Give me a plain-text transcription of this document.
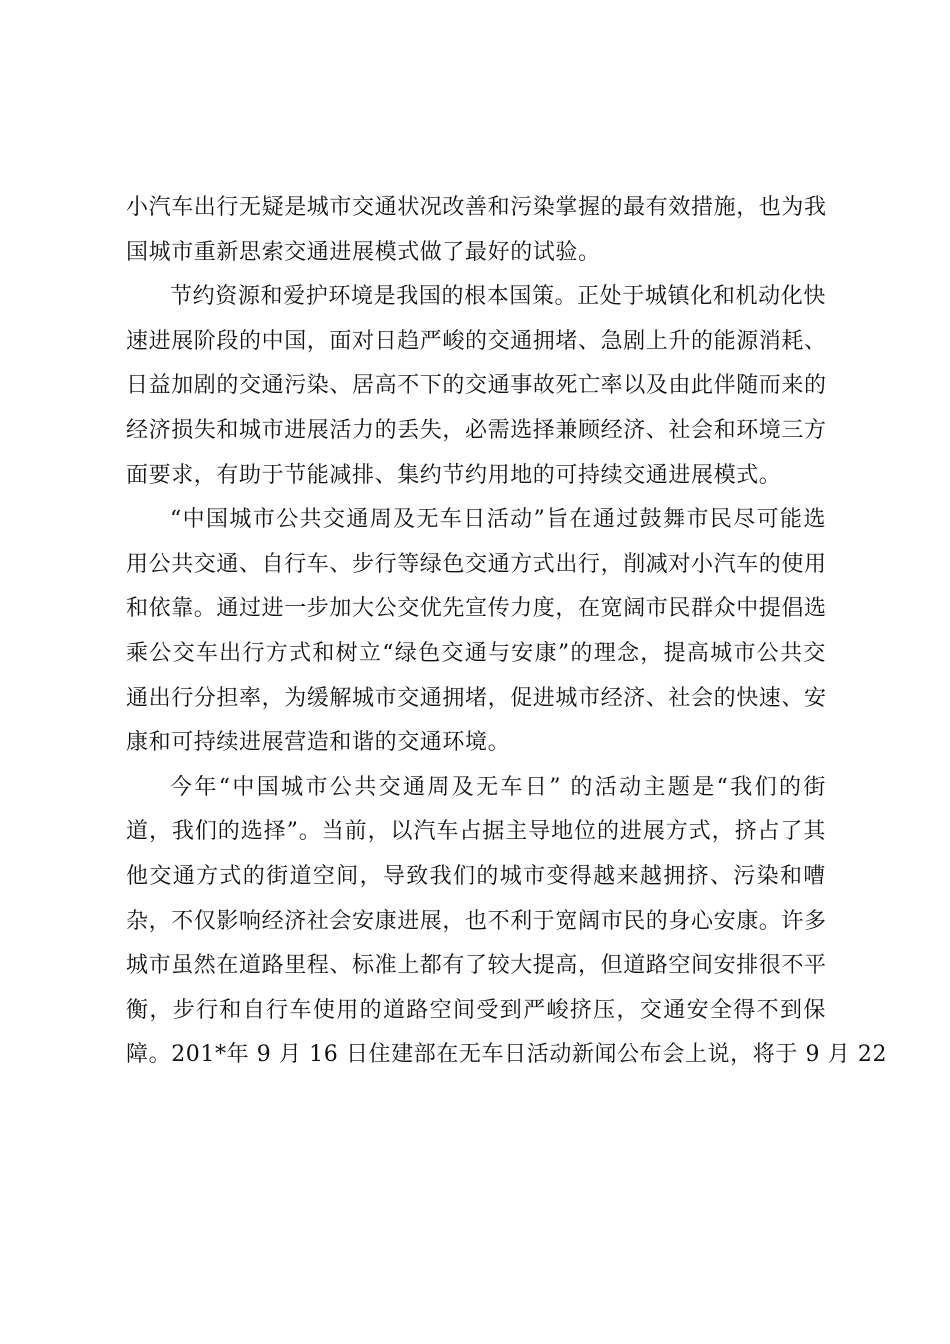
小汽车出行无疑是城市交通状况改善和污染掌握的最有效措施，也为我
国城市重新思索交通进展模式做了最好的试验。
节约资源和爱护环境是我国的根本国策。正处于城镇化和机动化快
速进展阶段的中国，面对日趋严峻的交通拥堵、急剧上升的能源消耗、
日益加剧的交通污染、居高不下的交通事故死亡率以及由此伴随而来的
经济损失和城市进展活力的丢失，必需选择兼顾经济、社会和环境三方
面要求，有助于节能减排、集约节约用地的可持续交通进展模式。
“中国城市公共交通周及无车日活动”旨在通过鼓舞市民尽可能选
用公共交通、自行车、步行等绿色交通方式出行，削减对小汽车的使用
和依靠。通过进一步加大公交优先宣传力度，在宽阔市民群众中提倡选
乘公交车出行方式和树立“绿色交通与安康”的理念，提高城市公共交
通出行分担率，为缓解城市交通拥堵，促进城市经济、社会的快速、安
康和可持续进展营造和谐的交通环境。
今年“中国城市公共交通周及无车日” 的活动主题是“我们的街
道，我们的选择”。当前，以汽车占据主导地位的进展方式，挤占了其
他交通方式的街道空间，导致我们的城市变得越来越拥挤、污染和嘈
杂，不仅影响经济社会安康进展，也不利于宽阔市民的身心安康。许多
城市虽然在道路里程、标准上都有了较大提高，但道路空间安排很不平
衡，步行和自行车使用的道路空间受到严峻挤压，交通安全得不到保
障。201*年 9 月 16 日住建部在无车日活动新闻公布会上说，将于 9 月 22
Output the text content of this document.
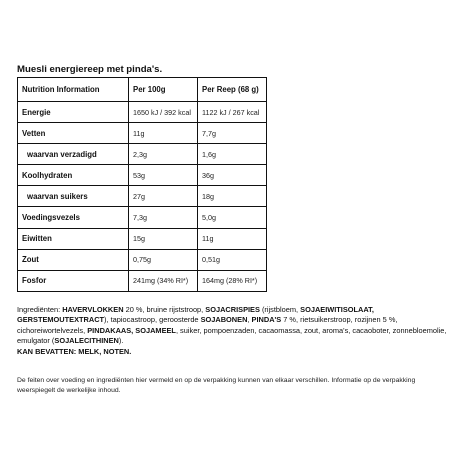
Muesli energiereep met pinda's.
Nutrition Information	Per 100g	Per Reep (68 g)
Energie	1650 kJ / 392 kcal	1122 kJ / 267 kcal
Vetten	11g	7,7g
waarvan verzadigd	2,3g	1,6g
Koolhydraten	53g	36g
waarvan suikers	27g	18g
Voedingsvezels	7,3g	5,0g
Eiwitten	15g	11g
Zout	0,75g	0,51g
Fosfor	241mg (34% RI*)	164mg (28% RI*)
Ingrediënten: HAVERVLOKKEN 20 %, bruine rijststroop, SOJACRISPIES (rijstbloem, SOJAEIWITISOLAAT, GERSTEMOUTEXTRACT), tapiocastroop, geroosterde SOJABONEN, PINDA'S 7 %, rietsuikerstroop, rozijnen 5 %, cichoreiwortelvezels, PINDAKAAS, SOJAMEEL, suiker, pompoenzaden, cacaomassa, zout, aroma's, cacaoboter, zonnebloemolie, emulgator (SOJALECITHINEN).
KAN BEVATTEN: MELK, NOTEN.
De feiten over voeding en ingrediënten hier vermeld en op de verpakking kunnen van elkaar verschillen. Informatie op de verpakking weerspiegelt de werkelijke inhoud.
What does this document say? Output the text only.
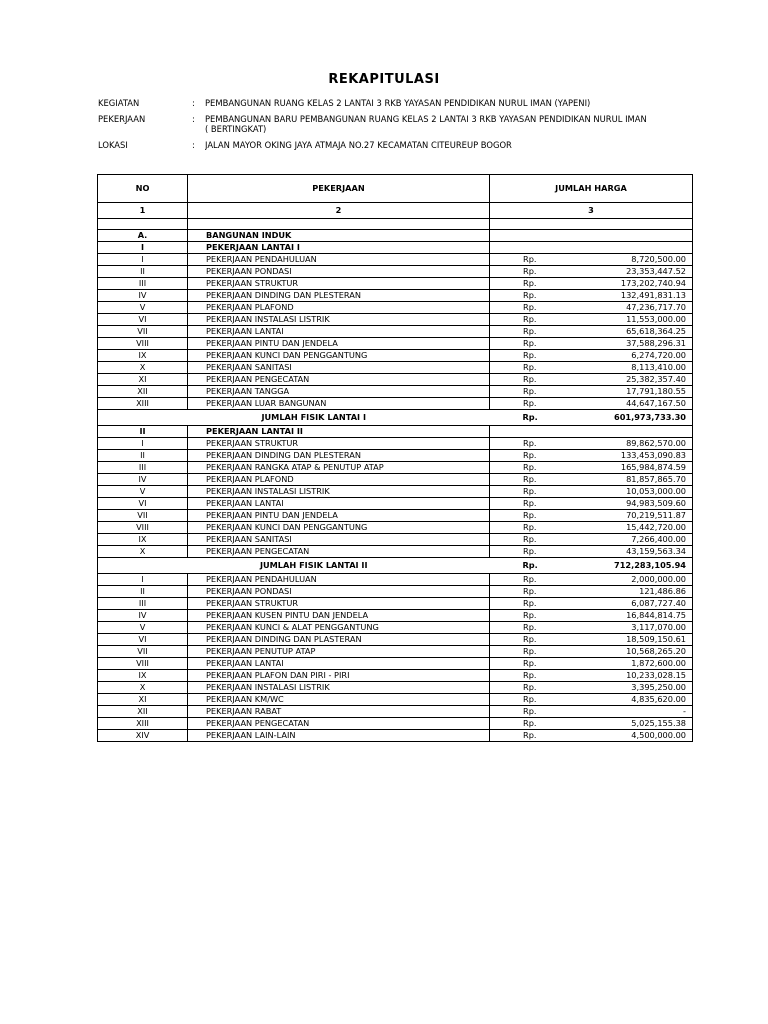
REKAPITULASI
KEGIATAN	: PEMBANGUNAN RUANG KELAS 2 LANTAI 3 RKB YAYASAN PENDIDIKAN NURUL IMAN (YAPENI)
PEKERJAAN	: PEMBANGUNAN BARU PEMBANGUNAN RUANG KELAS 2 LANTAI 3 RKB YAYASAN PENDIDIKAN NURUL IMAN
( BERTINGKAT)
LOKASI	: JALAN MAYOR OKING JAYA ATMAJA NO.27 KECAMATAN CITEUREUP BOGOR
NO	PEKERJAAN	JUMLAH HARGA
1	2	3

A.	BANGUNAN INDUK	
I	PEKERJAAN LANTAI I	
I	PEKERJAAN PENDAHULUAN	Rp. 8,720,500.00

II	PEKERJAAN PONDASI	Rp. 23,353,447.52

III	PEKERJAAN STRUKTUR	Rp. 173,202,740.94

IV	PEKERJAAN DINDING DAN PLESTERAN	Rp. 132,491,831.13

V	PEKERJAAN PLAFOND	Rp. 47,236,717.70

VI	PEKERJAAN INSTALASI LISTRIK	Rp. 11,553,000.00

VII	PEKERJAAN LANTAI	Rp. 65,618,364.25

VIII	PEKERJAAN PINTU DAN JENDELA	Rp. 37,588,296.31

IX	PEKERJAAN KUNCI DAN PENGGANTUNG	Rp. 6,274,720.00

X	PEKERJAAN SANITASI	Rp. 8,113,410.00

XI	PEKERJAAN PENGECATAN	Rp. 25,382,357.40

XII	PEKERJAAN TANGGA	Rp. 17,791,180.55

XIII	PEKERJAAN LUAR BANGUNAN	Rp. 44,647,167.50

JUMLAH FISIK LANTAI I		Rp. 601,973,733.30

II	PEKERJAAN LANTAI II	
I	PEKERJAAN STRUKTUR	Rp. 89,862,570.00

II	PEKERJAAN DINDING DAN PLESTERAN	Rp. 133,453,090.83

III	PEKERJAAN RANGKA ATAP & PENUTUP ATAP	Rp. 165,984,874.59

IV	PEKERJAAN PLAFOND	Rp. 81,857,865.70

V	PEKERJAAN INSTALASI LISTRIK	Rp. 10,053,000.00

VI	PEKERJAAN LANTAI	Rp. 94,983,509.60

VII	PEKERJAAN PINTU DAN JENDELA	Rp. 70,219,511.87

VIII	PEKERJAAN KUNCI DAN PENGGANTUNG	Rp. 15,442,720.00

IX	PEKERJAAN SANITASI	Rp. 7,266,400.00

X	PEKERJAAN PENGECATAN	Rp. 43,159,563.34

JUMLAH FISIK LANTAI II		Rp. 712,283,105.94

I	PEKERJAAN PENDAHULUAN	Rp. 2,000,000.00

II	PEKERJAAN PONDASI	Rp. 121,486.86

III	PEKERJAAN STRUKTUR	Rp. 6,087,727.40

IV	PEKERJAAN KUSEN PINTU DAN JENDELA	Rp. 16,844,814.75

V	PEKERJAAN KUNCI & ALAT PENGGANTUNG	Rp. 3,117,070.00

VI	PEKERJAAN DINDING DAN PLASTERAN	Rp. 18,509,150.61

VII	PEKERJAAN PENUTUP ATAP	Rp. 10,568,265.20

VIII	PEKERJAAN LANTAI	Rp. 1,872,600.00

IX	PEKERJAAN PLAFON DAN PIRI - PIRI	Rp. 10,233,028.15

X	PEKERJAAN INSTALASI LISTRIK	Rp. 3,395,250.00

XI	PEKERJAAN KM/WC	Rp. 4,835,620.00

XII	PEKERJAAN RABAT	Rp. -

XIII	PEKERJAAN PENGECATAN	Rp. 5,025,155.38

XIV	PEKERJAAN LAIN-LAIN	Rp. 4,500,000.00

# # #

* **GOAL**
Exclude every picture and copy the remaining data exactly.

* **COMPLETE RESPONSE**
Give me a plain-text transcription of this document.
小汽车出行无疑是城市交通状况改善和污染掌握的最有效措施，也为我
国城市重新思索交通进展模式做了最好的试验。
节约资源和爱护环境是我国的根本国策。正处于城镇化和机动化快
速进展阶段的中国，面对日趋严峻的交通拥堵、急剧上升的能源消耗、
日益加剧的交通污染、居高不下的交通事故死亡率以及由此伴随而来的
经济损失和城市进展活力的丢失，必需选择兼顾经济、社会和环境三方
面要求，有助于节能减排、集约节约用地的可持续交通进展模式。
“中国城市公共交通周及无车日活动”旨在通过鼓舞市民尽可能选
用公共交通、自行车、步行等绿色交通方式出行，削减对小汽车的使用
和依靠。通过进一步加大公交优先宣传力度，在宽阔市民群众中提倡选
乘公交车出行方式和树立“绿色交通与安康”的理念，提高城市公共交
通出行分担率，为缓解城市交通拥堵，促进城市经济、社会的快速、安
康和可持续进展营造和谐的交通环境。
今年“中国城市公共交通周及无车日” 的活动主题是“我们的街
道，我们的选择”。当前，以汽车占据主导地位的进展方式，挤占了其
他交通方式的街道空间，导致我们的城市变得越来越拥挤、污染和嘈
杂，不仅影响经济社会安康进展，也不利于宽阔市民的身心安康。许多
城市虽然在道路里程、标准上都有了较大提高，但道路空间安排很不平
衡，步行和自行车使用的道路空间受到严峻挤压，交通安全得不到保
障。201*年 9 月 16 日住建部在无车日活动新闻公布会上说，将于 9 月 22
Output the text content of this document.
Muesli energiereep met pinda's.
Nutrition Information	Per 100g	Per Reep (68 g)
Energie	1650 kJ / 392 kcal	1122 kJ / 267 kcal
Vetten	11g	7,7g
waarvan verzadigd	2,3g	1,6g
Koolhydraten	53g	36g
waarvan suikers	27g	18g
Voedingsvezels	7,3g	5,0g
Eiwitten	15g	11g
Zout	0,75g	0,51g
Fosfor	241mg (34% RI*)	164mg (28% RI*)
Ingrediënten: HAVERVLOKKEN 20 %, bruine rijststroop, SOJACRISPIES (rijstbloem, SOJAEIWITISOLAAT, GERSTEMOUTEXTRACT), tapiocastroop, geroosterde SOJABONEN, PINDA'S 7 %, rietsuikerstroop, rozijnen 5 %, cichoreiwortelvezels, PINDAKAAS, SOJAMEEL, suiker, pompoenzaden, cacaomassa, zout, aroma's, cacaoboter, zonnebloemolie, emulgator (SOJALECITHINEN).
KAN BEVATTEN: MELK, NOTEN.
De feiten over voeding en ingrediënten hier vermeld en op de verpakking kunnen van elkaar verschillen. Informatie op de verpakking weerspiegelt de werkelijke inhoud.
What does this document say? Output the text only.
REKAPITULASI
KEGIATAN	: PEMBANGUNAN RUANG KELAS 2 LANTAI 3 RKB YAYASAN PENDIDIKAN NURUL IMAN (YAPENI)
PEKERJAAN	: PEMBANGUNAN BARU PEMBANGUNAN RUANG KELAS 2 LANTAI 3 RKB YAYASAN PENDIDIKAN NURUL IMAN
( BERTINGKAT)
LOKASI	: JALAN MAYOR OKING JAYA ATMAJA NO.27 KECAMATAN CITEUREUP BOGOR
NO	PEKERJAAN	JUMLAH HARGA
1	2	3

A.	BANGUNAN INDUK	
I	PEKERJAAN LANTAI I	
I	PEKERJAAN PENDAHULUAN	Rp. 8,720,500.00

II	PEKERJAAN PONDASI	Rp. 23,353,447.52

III	PEKERJAAN STRUKTUR	Rp. 173,202,740.94

IV	PEKERJAAN DINDING DAN PLESTERAN	Rp. 132,491,831.13

V	PEKERJAAN PLAFOND	Rp. 47,236,717.70

VI	PEKERJAAN INSTALASI LISTRIK	Rp. 11,553,000.00

VII	PEKERJAAN LANTAI	Rp. 65,618,364.25

VIII	PEKERJAAN PINTU DAN JENDELA	Rp. 37,588,296.31

IX	PEKERJAAN KUNCI DAN PENGGANTUNG	Rp. 6,274,720.00

X	PEKERJAAN SANITASI	Rp. 8,113,410.00

XI	PEKERJAAN PENGECATAN	Rp. 25,382,357.40

XII	PEKERJAAN TANGGA	Rp. 17,791,180.55

XIII	PEKERJAAN LUAR BANGUNAN	Rp. 44,647,167.50

JUMLAH FISIK LANTAI I		Rp. 601,973,733.30

II	PEKERJAAN LANTAI II	
I	PEKERJAAN STRUKTUR	Rp. 89,862,570.00

II	PEKERJAAN DINDING DAN PLESTERAN	Rp. 133,453,090.83

III	PEKERJAAN RANGKA ATAP & PENUTUP ATAP	Rp. 165,984,874.59

IV	PEKERJAAN PLAFOND	Rp. 81,857,865.70

V	PEKERJAAN INSTALASI LISTRIK	Rp. 10,053,000.00

VI	PEKERJAAN LANTAI	Rp. 94,983,509.60

VII	PEKERJAAN PINTU DAN JENDELA	Rp. 70,219,511.87

VIII	PEKERJAAN KUNCI DAN PENGGANTUNG	Rp. 15,442,720.00

IX	PEKERJAAN SANITASI	Rp. 7,266,400.00

X	PEKERJAAN PENGECATAN	Rp. 43,159,563.34

JUMLAH FISIK LANTAI II		Rp. 712,283,105.94

I	PEKERJAAN PENDAHULUAN	Rp. 2,000,000.00

II	PEKERJAAN PONDASI	Rp. 121,486.86

III	PEKERJAAN STRUKTUR	Rp. 6,087,727.40

IV	PEKERJAAN KUSEN PINTU DAN JENDELA	Rp. 16,844,814.75

V	PEKERJAAN KUNCI & ALAT PENGGANTUNG	Rp. 3,117,070.00

VI	PEKERJAAN DINDING DAN PLASTERAN	Rp. 18,509,150.61

VII	PEKERJAAN PENUTUP ATAP	Rp. 10,568,265.20

VIII	PEKERJAAN LANTAI	Rp. 1,872,600.00

IX	PEKERJAAN PLAFON DAN PIRI - PIRI	Rp. 10,233,028.15

X	PEKERJAAN INSTALASI LISTRIK	Rp. 3,395,250.00

XI	PEKERJAAN KM/WC	Rp. 4,835,620.00

XII	PEKERJAAN RABAT	Rp. -

XIII	PEKERJAAN PENGECATAN	Rp. 5,025,155.38

XIV	PEKERJAAN LAIN-LAIN	Rp. 4,500,000.00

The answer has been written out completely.